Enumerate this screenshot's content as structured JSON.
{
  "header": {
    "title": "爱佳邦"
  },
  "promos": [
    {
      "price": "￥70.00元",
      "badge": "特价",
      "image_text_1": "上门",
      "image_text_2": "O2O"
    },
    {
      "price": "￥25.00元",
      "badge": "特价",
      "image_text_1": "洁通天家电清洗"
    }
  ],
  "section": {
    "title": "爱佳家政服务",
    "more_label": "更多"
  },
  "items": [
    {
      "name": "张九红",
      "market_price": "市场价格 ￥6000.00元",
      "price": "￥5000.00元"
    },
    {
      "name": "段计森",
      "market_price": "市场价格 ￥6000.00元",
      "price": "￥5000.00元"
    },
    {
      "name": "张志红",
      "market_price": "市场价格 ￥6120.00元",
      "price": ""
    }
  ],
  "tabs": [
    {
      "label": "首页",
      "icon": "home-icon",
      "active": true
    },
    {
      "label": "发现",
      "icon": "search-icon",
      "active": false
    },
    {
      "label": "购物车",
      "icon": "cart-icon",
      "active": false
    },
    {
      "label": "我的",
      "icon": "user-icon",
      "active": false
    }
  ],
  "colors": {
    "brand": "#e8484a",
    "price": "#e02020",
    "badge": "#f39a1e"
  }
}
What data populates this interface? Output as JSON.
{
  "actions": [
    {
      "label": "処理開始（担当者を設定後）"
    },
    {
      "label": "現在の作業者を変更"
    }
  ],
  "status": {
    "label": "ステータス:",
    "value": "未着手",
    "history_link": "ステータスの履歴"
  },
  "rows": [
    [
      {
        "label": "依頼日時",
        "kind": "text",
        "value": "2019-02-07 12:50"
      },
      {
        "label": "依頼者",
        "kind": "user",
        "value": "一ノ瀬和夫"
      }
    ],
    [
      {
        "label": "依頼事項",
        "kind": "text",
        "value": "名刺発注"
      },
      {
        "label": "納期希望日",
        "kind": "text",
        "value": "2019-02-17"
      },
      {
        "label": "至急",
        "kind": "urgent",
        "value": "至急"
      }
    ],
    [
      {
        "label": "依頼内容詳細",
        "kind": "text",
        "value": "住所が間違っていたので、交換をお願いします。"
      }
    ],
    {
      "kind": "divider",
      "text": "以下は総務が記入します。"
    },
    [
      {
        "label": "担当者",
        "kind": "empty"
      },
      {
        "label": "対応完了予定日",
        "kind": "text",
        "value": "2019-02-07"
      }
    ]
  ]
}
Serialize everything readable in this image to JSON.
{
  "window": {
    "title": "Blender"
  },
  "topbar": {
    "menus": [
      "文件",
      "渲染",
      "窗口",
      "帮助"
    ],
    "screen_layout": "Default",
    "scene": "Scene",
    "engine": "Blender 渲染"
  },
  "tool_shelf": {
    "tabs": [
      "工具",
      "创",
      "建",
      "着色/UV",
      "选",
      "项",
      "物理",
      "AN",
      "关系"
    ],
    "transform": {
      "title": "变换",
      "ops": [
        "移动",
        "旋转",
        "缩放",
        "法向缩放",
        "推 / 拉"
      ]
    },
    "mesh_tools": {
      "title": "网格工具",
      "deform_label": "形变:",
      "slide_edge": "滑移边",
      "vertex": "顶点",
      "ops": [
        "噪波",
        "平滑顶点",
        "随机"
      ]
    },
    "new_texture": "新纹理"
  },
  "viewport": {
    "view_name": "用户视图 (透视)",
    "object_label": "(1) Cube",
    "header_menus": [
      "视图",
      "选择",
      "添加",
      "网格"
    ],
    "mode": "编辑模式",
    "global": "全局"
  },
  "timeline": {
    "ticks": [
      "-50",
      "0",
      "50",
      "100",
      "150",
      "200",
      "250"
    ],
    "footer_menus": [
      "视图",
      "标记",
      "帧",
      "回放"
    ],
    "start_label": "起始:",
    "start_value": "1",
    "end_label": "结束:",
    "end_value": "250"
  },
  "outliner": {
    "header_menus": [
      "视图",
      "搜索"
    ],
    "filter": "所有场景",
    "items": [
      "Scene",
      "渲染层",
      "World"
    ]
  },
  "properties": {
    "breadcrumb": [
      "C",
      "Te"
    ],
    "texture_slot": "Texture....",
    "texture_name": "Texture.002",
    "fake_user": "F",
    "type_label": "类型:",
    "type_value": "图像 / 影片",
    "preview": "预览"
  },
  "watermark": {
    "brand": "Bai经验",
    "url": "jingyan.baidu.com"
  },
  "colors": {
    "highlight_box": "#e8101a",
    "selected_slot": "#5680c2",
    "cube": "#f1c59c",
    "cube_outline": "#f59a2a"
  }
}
****
**TASK GOAL**
Collect each line of the entries that has the word "icon", copying it in full.

**THE REPLY**
      "icon": "home-icon",
      "icon": "search-icon",
      "icon": "cart-icon",
      "icon": "user-icon",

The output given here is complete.